BEGIN Information provided

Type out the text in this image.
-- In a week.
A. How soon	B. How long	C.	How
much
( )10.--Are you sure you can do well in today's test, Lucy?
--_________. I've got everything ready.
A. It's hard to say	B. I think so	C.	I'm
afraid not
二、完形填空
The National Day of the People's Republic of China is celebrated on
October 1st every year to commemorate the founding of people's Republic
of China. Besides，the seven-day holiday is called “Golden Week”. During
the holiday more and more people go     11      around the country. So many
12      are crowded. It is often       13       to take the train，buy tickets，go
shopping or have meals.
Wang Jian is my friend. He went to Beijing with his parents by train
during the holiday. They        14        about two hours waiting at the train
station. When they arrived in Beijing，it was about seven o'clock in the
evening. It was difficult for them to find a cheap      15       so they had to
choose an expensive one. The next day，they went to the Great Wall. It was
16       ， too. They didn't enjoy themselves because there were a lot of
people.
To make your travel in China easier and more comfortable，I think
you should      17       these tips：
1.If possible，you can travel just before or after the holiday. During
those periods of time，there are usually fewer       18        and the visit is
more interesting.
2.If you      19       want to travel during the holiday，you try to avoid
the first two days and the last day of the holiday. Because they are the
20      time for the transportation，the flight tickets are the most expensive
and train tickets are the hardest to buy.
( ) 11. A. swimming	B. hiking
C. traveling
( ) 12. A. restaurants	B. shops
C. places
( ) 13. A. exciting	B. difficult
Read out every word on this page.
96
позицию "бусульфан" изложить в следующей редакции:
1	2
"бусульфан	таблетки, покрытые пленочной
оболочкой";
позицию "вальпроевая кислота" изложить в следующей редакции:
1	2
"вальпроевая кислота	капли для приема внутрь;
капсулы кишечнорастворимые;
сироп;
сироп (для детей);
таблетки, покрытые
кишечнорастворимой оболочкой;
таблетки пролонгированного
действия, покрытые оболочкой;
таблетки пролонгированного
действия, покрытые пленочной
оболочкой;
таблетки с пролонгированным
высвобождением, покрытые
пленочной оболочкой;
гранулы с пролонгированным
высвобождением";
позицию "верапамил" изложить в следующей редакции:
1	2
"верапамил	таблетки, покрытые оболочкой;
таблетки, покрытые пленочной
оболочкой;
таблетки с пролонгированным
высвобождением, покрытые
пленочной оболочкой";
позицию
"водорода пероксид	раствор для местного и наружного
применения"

END Information provided
BEGIN Information provided

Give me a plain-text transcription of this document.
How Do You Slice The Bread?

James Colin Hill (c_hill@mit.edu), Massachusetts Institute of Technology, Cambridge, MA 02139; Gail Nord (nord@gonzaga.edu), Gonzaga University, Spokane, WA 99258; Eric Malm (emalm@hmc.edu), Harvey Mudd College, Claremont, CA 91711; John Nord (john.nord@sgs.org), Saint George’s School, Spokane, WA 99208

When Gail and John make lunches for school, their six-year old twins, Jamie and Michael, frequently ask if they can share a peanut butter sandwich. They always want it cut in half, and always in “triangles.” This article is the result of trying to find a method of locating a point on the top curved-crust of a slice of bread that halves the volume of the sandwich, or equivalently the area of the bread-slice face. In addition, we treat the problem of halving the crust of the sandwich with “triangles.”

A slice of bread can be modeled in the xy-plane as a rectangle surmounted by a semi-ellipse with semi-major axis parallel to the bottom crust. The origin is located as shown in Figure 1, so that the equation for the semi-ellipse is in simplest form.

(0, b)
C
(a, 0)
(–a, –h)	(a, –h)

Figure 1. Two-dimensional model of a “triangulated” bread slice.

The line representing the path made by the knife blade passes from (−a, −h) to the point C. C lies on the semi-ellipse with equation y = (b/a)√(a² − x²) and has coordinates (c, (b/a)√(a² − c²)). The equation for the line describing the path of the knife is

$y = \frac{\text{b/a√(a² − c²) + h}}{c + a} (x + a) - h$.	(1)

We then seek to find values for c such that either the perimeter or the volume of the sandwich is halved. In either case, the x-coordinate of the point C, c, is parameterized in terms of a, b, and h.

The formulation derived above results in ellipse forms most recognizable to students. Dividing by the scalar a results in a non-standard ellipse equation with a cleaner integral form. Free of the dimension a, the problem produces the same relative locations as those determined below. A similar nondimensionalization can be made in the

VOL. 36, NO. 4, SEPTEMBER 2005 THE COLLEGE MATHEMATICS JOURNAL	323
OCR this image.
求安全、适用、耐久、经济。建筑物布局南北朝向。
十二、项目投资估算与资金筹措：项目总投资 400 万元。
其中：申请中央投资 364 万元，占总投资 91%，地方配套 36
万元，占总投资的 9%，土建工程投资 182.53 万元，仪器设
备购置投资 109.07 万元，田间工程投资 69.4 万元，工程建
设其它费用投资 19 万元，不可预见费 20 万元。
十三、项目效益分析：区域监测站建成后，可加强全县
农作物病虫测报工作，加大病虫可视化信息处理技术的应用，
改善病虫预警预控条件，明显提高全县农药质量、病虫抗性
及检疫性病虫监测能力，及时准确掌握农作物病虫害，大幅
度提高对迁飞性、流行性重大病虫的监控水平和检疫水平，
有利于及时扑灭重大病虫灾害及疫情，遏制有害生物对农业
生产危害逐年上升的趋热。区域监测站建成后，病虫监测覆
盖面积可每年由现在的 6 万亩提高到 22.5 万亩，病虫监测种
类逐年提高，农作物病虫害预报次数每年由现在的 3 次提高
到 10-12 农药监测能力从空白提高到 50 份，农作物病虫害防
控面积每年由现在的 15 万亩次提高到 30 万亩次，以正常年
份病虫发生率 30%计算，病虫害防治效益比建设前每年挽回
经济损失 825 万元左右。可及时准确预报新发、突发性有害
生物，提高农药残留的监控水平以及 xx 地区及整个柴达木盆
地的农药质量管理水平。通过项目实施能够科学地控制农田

END Information provided

--- Exercise brief ---
Gather every line from the listing above in which "that" appears, and copy those lines.

--- Answer to this task ---
When Gail and John make lunches for school, their six-year old twins, Jamie and Michael, frequently ask if they can share a peanut butter sandwich. They always want it cut in half, and always in “triangles.” This article is the result of trying to find a method of locating a point on the top curved-crust of a slice of bread that halves the volume of the sandwich, or equivalently the area of the bread-slice face. In addition, we treat the problem of halving the crust of the sandwich with “triangles.”
A slice of bread can be modeled in the xy-plane as a rectangle surmounted by a semi-ellipse with semi-major axis parallel to the bottom crust. The origin is located as shown in Figure 1, so that the equation for the semi-ellipse is in simplest form.
We then seek to find values for c such that either the perimeter or the volume of the sandwich is halved. In either case, the x-coordinate of the point C, c, is parameterized in terms of a, b, and h.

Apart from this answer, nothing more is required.